GIVEN EXERCISE ▸
Make an exact copy of each entry, leaving out every picture.

RECORDED INFORMATION ▸
········
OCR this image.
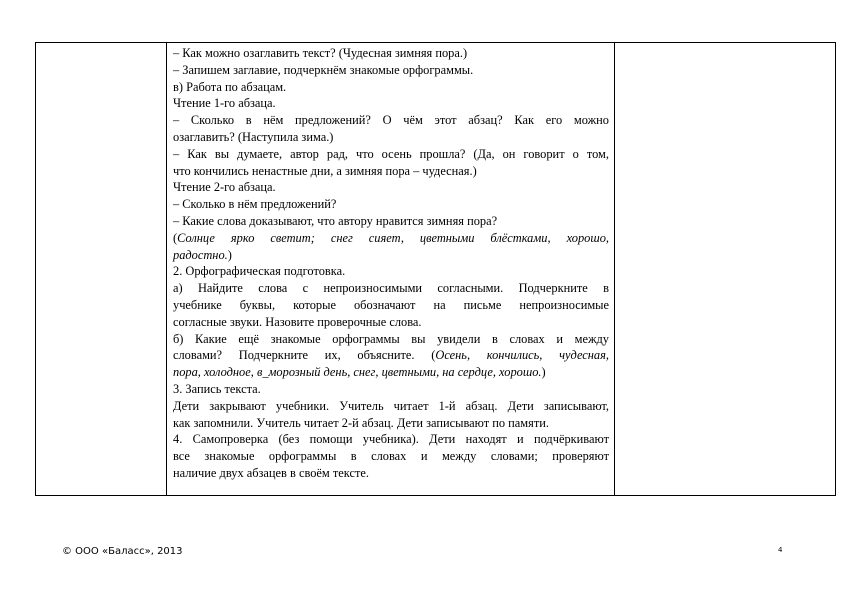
– Как можно озаглавить текст? (Чудесная зимняя пора.)
– Запишем заглавие, подчеркнём знакомые орфограммы.
в) Работа по абзацам.
Чтение 1-го абзаца.
– Сколько в нём предложений? О чём этот абзац? Как его можно
озаглавить? (Наступила зима.)
– Как вы думаете, автор рад, что осень прошла? (Да, он говорит о том,
что кончились ненастные дни, а зимняя пора – чудесная.)
Чтение 2-го абзаца.
– Сколько в нём предложений?
– Какие слова доказывают, что автору нравится зимняя пора?
(Солнце ярко светит; снег сияет, цветными блёстками, хорошо,
радостно.)
2. Орфографическая подготовка.
а) Найдите слова с непроизносимыми согласными. Подчеркните в
учебнике буквы, которые обозначают на письме непроизносимые
согласные звуки. Назовите проверочные слова.
б) Какие ещё знакомые орфограммы вы увидели в словах и между
словами? Подчеркните их, объясните. (Осень, кончились, чудесная,
пора, холодное, в_морозный день, снег, цветными, на сердце, хорошо.)
3. Запись текста.
Дети закрывают учебники. Учитель читает 1-й абзац. Дети записывают,
как запомнили. Учитель читает 2-й абзац. Дети записывают по памяти.
4. Самопроверка (без помощи учебника). Дети находят и подчёркивают
все знакомые орфограммы в словах и между словами; проверяют
наличие двух абзацев в своём тексте.
© ООО «Баласс», 2013	4
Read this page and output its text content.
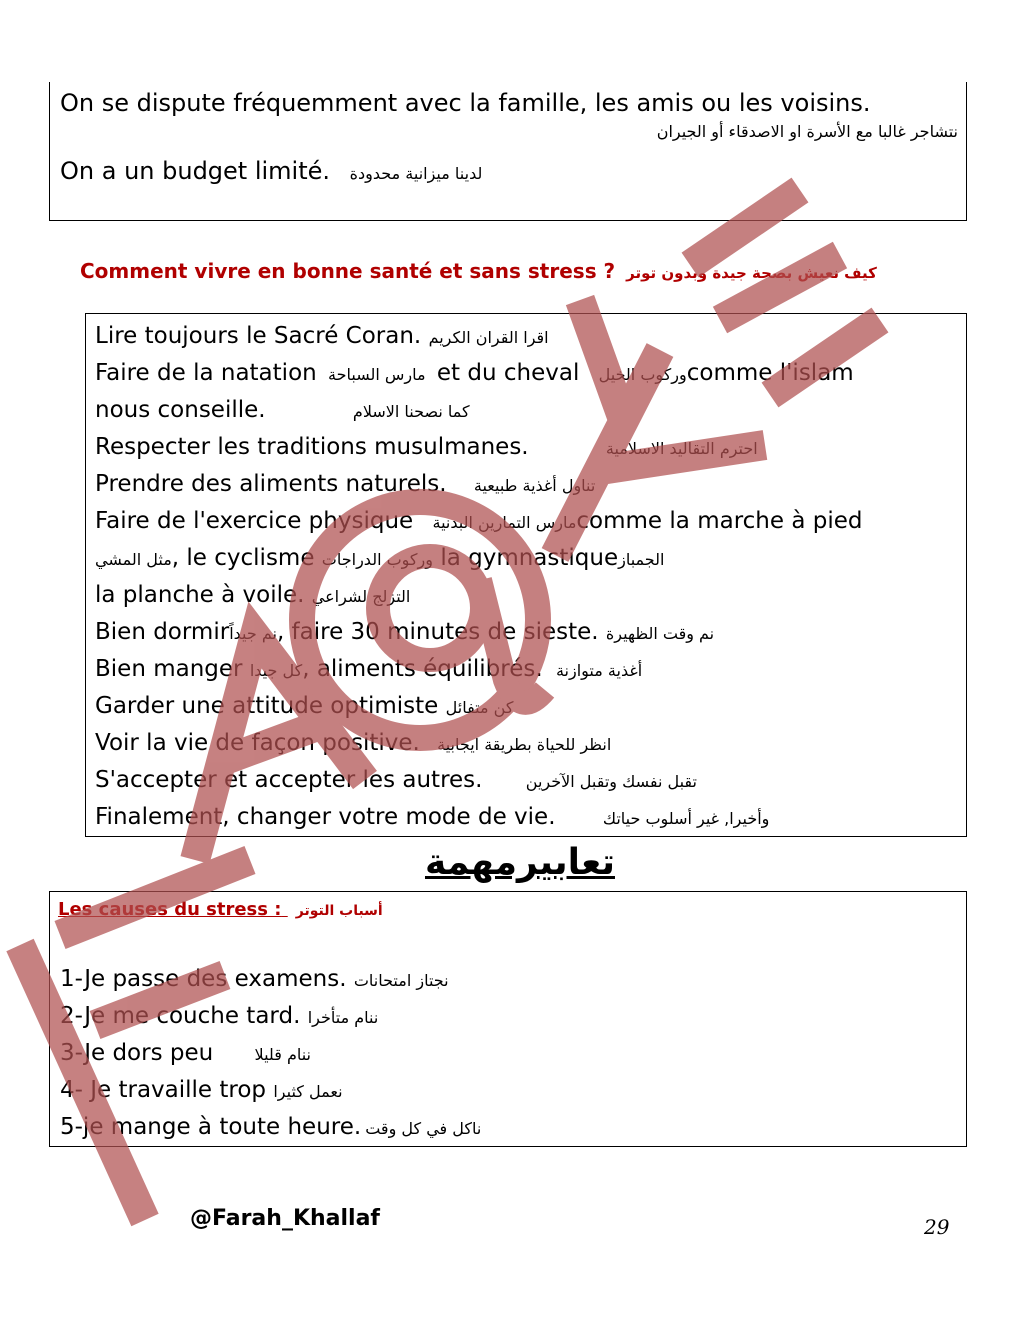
On se dispute fréquemment avec la famille, les amis ou les voisins.
نتشاجر غالبا مع الأسرة او الاصدقاء أو الجيران
On a un budget limité. لدينا ميزانية محدودة
Comment vivre en bonne santé et sans stress ? كيف نعيش بصحة جيدة وبدون توتر
Lire toujours le Sacré Coran. اقرا القران الكريم
Faire de la natation مارس السباحة et du cheval وركوب الخيلcomme l'islam
nous conseille.	كما نصحنا الاسلام
Respecter les traditions musulmanes.	احترم التقاليد الاسلامية
Prendre des aliments naturels. تناول أغذية طبيعية
Faire de l'exercice physique مارس التمارين البدنيةcomme la marche à pied
مثل المشي, le cyclisme وركوب الدراجات la gymnastiqueالجمباز
la planche à voile. التزلج لشراعي
Bien dormirنم جيداً, faire 30 minutes de sieste. نم وقت الظهيرة
Bien manger كل جيدا, aliments équilibrés. أغذية متوازنة
Garder une attitude optimiste كن متفائل
Voir la vie de façon positive. انظر للحياة بطريقة ايجابية
S'accepter et accepter les autres.	تقبل نفسك وتقبل الآخرين
Finalement, changer votre mode de vie.	وأخيرا, غير أسلوب حياتك
تعابيرمهمة
Les causes du stress : أسباب التوتر
1-Je passe des examens. نجتاز امتحانات
2-Je me couche tard. ننام متأخرا
3-Je dors peu	ننام قليلا
4- Je travaille trop نعمل كثيرا
5-je mange à toute heure. ناكل في كل وقت
@Farah_Khallaf	29
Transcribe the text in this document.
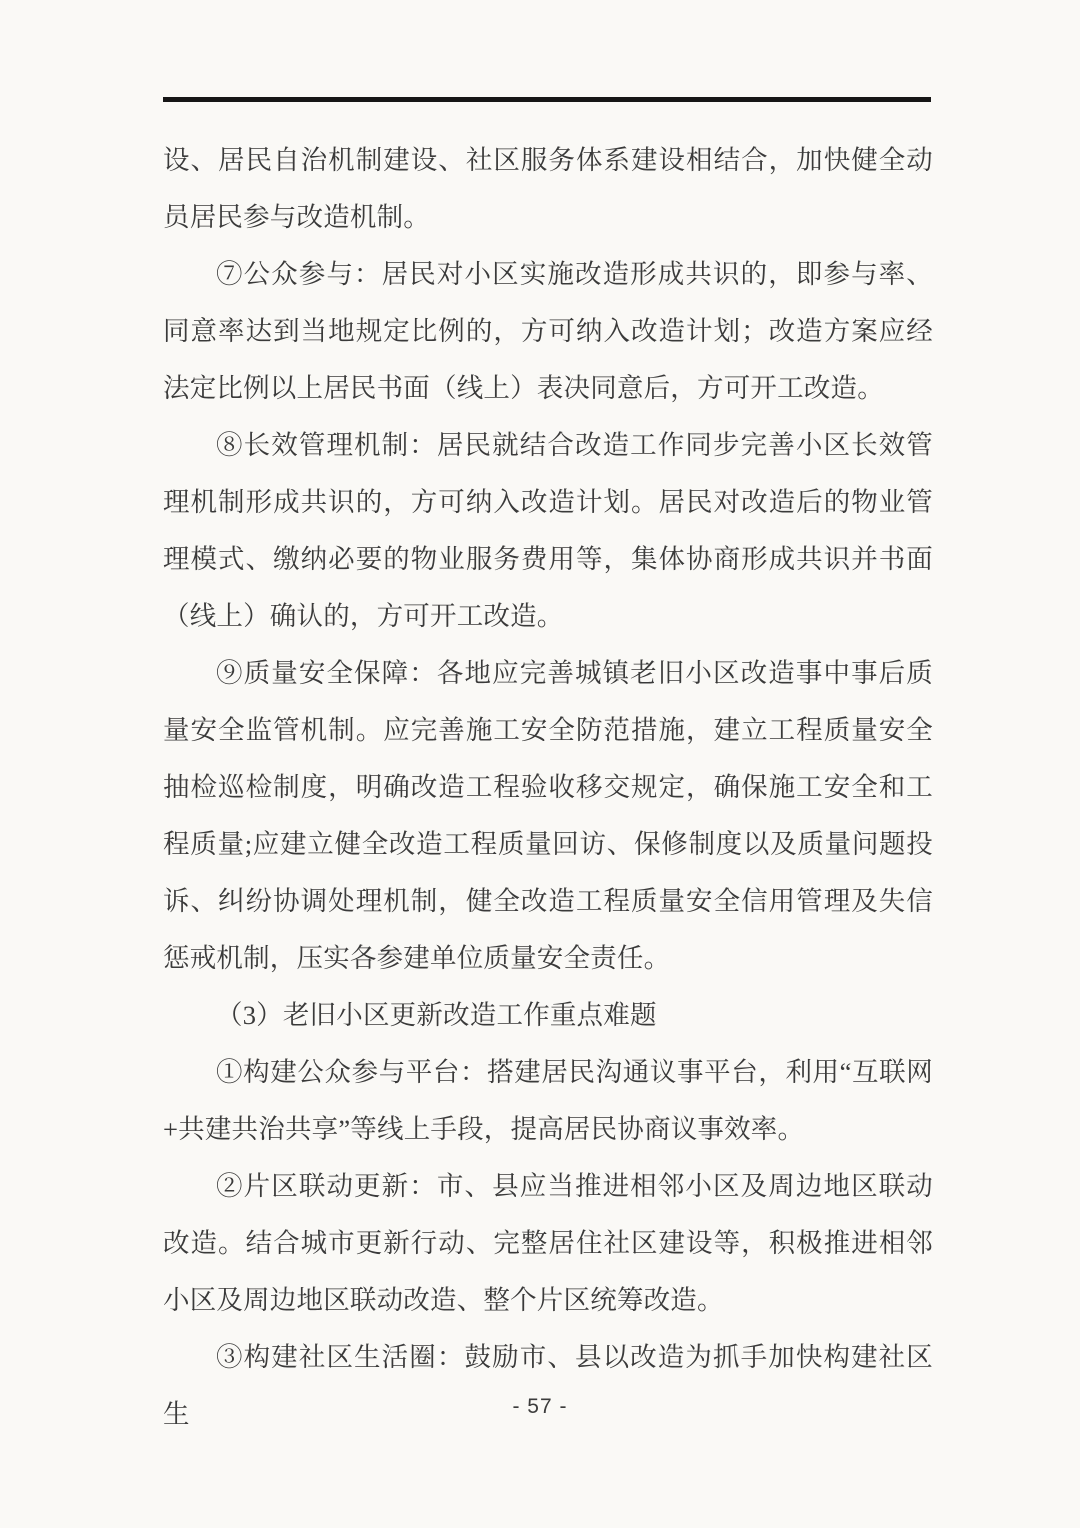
设、居民自治机制建设、社区服务体系建设相结合，加快健全动员居民参与改造机制。

⑦公众参与：居民对小区实施改造形成共识的，即参与率、同意率达到当地规定比例的，方可纳入改造计划；改造方案应经法定比例以上居民书面（线上）表决同意后，方可开工改造。

⑧长效管理机制：居民就结合改造工作同步完善小区长效管理机制形成共识的，方可纳入改造计划。居民对改造后的物业管理模式、缴纳必要的物业服务费用等，集体协商形成共识并书面（线上）确认的，方可开工改造。

⑨质量安全保障：各地应完善城镇老旧小区改造事中事后质量安全监管机制。应完善施工安全防范措施，建立工程质量安全抽检巡检制度，明确改造工程验收移交规定，确保施工安全和工程质量;应建立健全改造工程质量回访、保修制度以及质量问题投诉、纠纷协调处理机制，健全改造工程质量安全信用管理及失信惩戒机制，压实各参建单位质量安全责任。

（3）老旧小区更新改造工作重点难题

①构建公众参与平台：搭建居民沟通议事平台，利用“互联网+共建共治共享”等线上手段，提高居民协商议事效率。

②片区联动更新：市、县应当推进相邻小区及周边地区联动改造。结合城市更新行动、完整居住社区建设等，积极推进相邻小区及周边地区联动改造、整个片区统筹改造。

③构建社区生活圈：鼓励市、县以改造为抓手加快构建社区生	- 57 -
········
THE ANSWER ▸
OCR this image.
– Как можно озаглавить текст? (Чудесная зимняя пора.)
– Запишем заглавие, подчеркнём знакомые орфограммы.
в) Работа по абзацам.
Чтение 1-го абзаца.
– Сколько в нём предложений? О чём этот абзац? Как его можно
озаглавить? (Наступила зима.)
– Как вы думаете, автор рад, что осень прошла? (Да, он говорит о том,
что кончились ненастные дни, а зимняя пора – чудесная.)
Чтение 2-го абзаца.
– Сколько в нём предложений?
– Какие слова доказывают, что автору нравится зимняя пора?
(Солнце ярко светит; снег сияет, цветными блёстками, хорошо,
радостно.)
2. Орфографическая подготовка.
а) Найдите слова с непроизносимыми согласными. Подчеркните в
учебнике буквы, которые обозначают на письме непроизносимые
согласные звуки. Назовите проверочные слова.
б) Какие ещё знакомые орфограммы вы увидели в словах и между
словами? Подчеркните их, объясните. (Осень, кончились, чудесная,
пора, холодное, в_морозный день, снег, цветными, на сердце, хорошо.)
3. Запись текста.
Дети закрывают учебники. Учитель читает 1-й абзац. Дети записывают,
как запомнили. Учитель читает 2-й абзац. Дети записывают по памяти.
4. Самопроверка (без помощи учебника). Дети находят и подчёркивают
все знакомые орфограммы в словах и между словами; проверяют
наличие двух абзацев в своём тексте.
© ООО «Баласс», 2013	4
Read this page and output its text content.
On se dispute fréquemment avec la famille, les amis ou les voisins.
نتشاجر غالبا مع الأسرة او الاصدقاء أو الجيران
On a un budget limité. لدينا ميزانية محدودة
Comment vivre en bonne santé et sans stress ? كيف نعيش بصحة جيدة وبدون توتر
Lire toujours le Sacré Coran. اقرا القران الكريم
Faire de la natation مارس السباحة et du cheval وركوب الخيلcomme l'islam
nous conseille.	كما نصحنا الاسلام
Respecter les traditions musulmanes.	احترم التقاليد الاسلامية
Prendre des aliments naturels. تناول أغذية طبيعية
Faire de l'exercice physique مارس التمارين البدنيةcomme la marche à pied
مثل المشي, le cyclisme وركوب الدراجات la gymnastiqueالجمباز
la planche à voile. التزلج لشراعي
Bien dormirنم جيداً, faire 30 minutes de sieste. نم وقت الظهيرة
Bien manger كل جيدا, aliments équilibrés. أغذية متوازنة
Garder une attitude optimiste كن متفائل
Voir la vie de façon positive. انظر للحياة بطريقة ايجابية
S'accepter et accepter les autres.	تقبل نفسك وتقبل الآخرين
Finalement, changer votre mode de vie.	وأخيرا, غير أسلوب حياتك
تعابيرمهمة
Les causes du stress : أسباب التوتر
1-Je passe des examens. نجتاز امتحانات
2-Je me couche tard. ننام متأخرا
3-Je dors peu	ننام قليلا
4- Je travaille trop نعمل كثيرا
5-je mange à toute heure. ناكل في كل وقت
@Farah_Khallaf	29
Transcribe the text in this document.
设、居民自治机制建设、社区服务体系建设相结合，加快健全动员居民参与改造机制。

⑦公众参与：居民对小区实施改造形成共识的，即参与率、同意率达到当地规定比例的，方可纳入改造计划；改造方案应经法定比例以上居民书面（线上）表决同意后，方可开工改造。

⑧长效管理机制：居民就结合改造工作同步完善小区长效管理机制形成共识的，方可纳入改造计划。居民对改造后的物业管理模式、缴纳必要的物业服务费用等，集体协商形成共识并书面（线上）确认的，方可开工改造。

⑨质量安全保障：各地应完善城镇老旧小区改造事中事后质量安全监管机制。应完善施工安全防范措施，建立工程质量安全抽检巡检制度，明确改造工程验收移交规定，确保施工安全和工程质量;应建立健全改造工程质量回访、保修制度以及质量问题投诉、纠纷协调处理机制，健全改造工程质量安全信用管理及失信惩戒机制，压实各参建单位质量安全责任。

（3）老旧小区更新改造工作重点难题

①构建公众参与平台：搭建居民沟通议事平台，利用“互联网+共建共治共享”等线上手段，提高居民协商议事效率。

②片区联动更新：市、县应当推进相邻小区及周边地区联动改造。结合城市更新行动、完整居住社区建设等，积极推进相邻小区及周边地区联动改造、整个片区统筹改造。

③构建社区生活圈：鼓励市、县以改造为抓手加快构建社区生	- 57 -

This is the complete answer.